━━━━━ Records for this task
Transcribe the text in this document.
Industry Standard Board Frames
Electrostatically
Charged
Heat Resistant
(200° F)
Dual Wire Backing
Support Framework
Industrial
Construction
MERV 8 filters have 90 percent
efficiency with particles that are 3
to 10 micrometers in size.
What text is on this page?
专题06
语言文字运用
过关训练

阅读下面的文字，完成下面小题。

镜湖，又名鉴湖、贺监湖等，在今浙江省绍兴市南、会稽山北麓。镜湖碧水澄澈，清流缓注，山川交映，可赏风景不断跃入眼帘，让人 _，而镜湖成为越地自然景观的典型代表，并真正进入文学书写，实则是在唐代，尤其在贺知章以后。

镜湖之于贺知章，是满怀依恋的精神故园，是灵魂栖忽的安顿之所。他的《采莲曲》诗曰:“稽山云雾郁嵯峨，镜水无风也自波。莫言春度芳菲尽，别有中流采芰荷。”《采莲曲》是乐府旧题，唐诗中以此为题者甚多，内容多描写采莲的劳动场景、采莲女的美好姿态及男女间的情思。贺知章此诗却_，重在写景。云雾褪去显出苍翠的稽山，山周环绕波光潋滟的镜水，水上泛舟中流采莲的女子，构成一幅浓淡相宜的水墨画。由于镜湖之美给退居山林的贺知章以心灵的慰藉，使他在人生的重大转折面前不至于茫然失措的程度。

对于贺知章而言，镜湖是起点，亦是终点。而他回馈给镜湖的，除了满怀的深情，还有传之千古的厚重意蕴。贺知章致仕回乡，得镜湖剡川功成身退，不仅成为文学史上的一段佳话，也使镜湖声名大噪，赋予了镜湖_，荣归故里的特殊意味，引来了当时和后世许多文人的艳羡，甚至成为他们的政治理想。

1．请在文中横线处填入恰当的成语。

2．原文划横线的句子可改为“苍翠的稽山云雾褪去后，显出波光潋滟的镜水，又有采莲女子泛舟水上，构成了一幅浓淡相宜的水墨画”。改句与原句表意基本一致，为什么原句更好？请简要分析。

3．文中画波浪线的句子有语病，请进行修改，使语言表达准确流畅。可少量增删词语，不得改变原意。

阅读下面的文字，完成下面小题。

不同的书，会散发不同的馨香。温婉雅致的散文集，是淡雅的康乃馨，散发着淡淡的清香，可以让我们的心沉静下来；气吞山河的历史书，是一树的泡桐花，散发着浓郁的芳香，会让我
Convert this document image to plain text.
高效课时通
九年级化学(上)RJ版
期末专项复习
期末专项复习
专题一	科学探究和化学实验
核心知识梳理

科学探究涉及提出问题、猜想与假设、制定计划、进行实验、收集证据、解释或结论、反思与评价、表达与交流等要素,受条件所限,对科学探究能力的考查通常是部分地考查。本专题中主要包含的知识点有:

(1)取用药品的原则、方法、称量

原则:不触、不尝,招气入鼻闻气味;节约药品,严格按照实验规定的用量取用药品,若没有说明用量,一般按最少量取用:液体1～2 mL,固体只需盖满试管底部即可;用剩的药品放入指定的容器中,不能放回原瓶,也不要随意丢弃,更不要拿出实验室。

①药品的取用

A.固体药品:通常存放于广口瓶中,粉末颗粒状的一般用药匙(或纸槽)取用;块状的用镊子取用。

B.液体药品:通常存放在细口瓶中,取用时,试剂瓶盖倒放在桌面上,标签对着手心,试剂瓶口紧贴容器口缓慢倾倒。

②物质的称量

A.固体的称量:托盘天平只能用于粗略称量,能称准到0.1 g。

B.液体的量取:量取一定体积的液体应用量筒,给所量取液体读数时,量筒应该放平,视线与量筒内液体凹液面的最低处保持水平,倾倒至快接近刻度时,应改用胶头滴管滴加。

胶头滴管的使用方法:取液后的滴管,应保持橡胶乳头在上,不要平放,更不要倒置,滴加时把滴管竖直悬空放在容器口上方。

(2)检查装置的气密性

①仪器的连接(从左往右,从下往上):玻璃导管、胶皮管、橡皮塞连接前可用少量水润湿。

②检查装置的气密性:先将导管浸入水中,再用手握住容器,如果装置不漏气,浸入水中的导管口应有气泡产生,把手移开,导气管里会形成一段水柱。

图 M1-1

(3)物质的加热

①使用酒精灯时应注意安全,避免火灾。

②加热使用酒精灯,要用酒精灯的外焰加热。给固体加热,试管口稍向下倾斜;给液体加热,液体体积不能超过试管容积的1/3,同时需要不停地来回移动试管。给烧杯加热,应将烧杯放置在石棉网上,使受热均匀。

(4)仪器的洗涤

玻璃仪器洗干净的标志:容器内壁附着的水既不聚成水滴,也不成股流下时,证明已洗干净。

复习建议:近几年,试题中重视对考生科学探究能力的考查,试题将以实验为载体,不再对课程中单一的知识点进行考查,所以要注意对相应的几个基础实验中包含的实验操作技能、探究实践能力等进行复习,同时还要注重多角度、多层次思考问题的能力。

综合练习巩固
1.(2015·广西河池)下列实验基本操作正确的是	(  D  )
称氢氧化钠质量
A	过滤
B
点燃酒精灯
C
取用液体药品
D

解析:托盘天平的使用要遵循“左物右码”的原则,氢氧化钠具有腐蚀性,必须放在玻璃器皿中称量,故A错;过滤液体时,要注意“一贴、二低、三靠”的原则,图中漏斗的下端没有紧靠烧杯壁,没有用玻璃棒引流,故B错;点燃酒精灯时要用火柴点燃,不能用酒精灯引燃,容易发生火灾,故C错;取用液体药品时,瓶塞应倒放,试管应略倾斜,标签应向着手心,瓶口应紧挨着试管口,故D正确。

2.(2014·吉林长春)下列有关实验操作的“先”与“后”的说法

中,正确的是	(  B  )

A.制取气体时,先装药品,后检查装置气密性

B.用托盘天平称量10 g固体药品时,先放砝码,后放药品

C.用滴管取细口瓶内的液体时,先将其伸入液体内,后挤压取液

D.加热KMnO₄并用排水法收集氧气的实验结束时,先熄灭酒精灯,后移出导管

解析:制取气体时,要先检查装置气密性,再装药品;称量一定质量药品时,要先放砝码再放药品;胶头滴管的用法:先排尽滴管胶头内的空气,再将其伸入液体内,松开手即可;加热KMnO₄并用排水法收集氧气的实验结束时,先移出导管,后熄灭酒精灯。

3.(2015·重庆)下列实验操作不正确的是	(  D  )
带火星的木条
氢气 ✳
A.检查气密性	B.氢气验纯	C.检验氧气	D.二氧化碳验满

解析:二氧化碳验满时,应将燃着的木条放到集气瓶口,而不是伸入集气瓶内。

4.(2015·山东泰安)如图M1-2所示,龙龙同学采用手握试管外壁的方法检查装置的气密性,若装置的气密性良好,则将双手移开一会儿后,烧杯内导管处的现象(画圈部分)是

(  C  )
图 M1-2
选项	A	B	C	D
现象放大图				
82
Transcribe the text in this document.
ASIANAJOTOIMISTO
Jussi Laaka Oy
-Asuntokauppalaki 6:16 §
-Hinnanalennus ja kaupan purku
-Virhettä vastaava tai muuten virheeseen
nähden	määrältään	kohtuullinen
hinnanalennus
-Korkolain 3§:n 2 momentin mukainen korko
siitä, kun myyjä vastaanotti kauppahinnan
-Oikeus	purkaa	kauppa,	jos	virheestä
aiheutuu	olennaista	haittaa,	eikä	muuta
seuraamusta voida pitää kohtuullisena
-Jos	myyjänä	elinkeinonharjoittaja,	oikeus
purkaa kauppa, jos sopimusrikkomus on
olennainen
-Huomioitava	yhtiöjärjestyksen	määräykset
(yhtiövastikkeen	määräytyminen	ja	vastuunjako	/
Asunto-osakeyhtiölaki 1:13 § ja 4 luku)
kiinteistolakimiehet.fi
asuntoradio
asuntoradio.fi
━━━━━━━━━━
#### Exercise objective:
Identify which lines contain the word "text" and copy each one.

#### Task answer:
Transcribe the text in this document.
What text is on this page?
Convert this document image to plain text.
Transcribe the text in this document.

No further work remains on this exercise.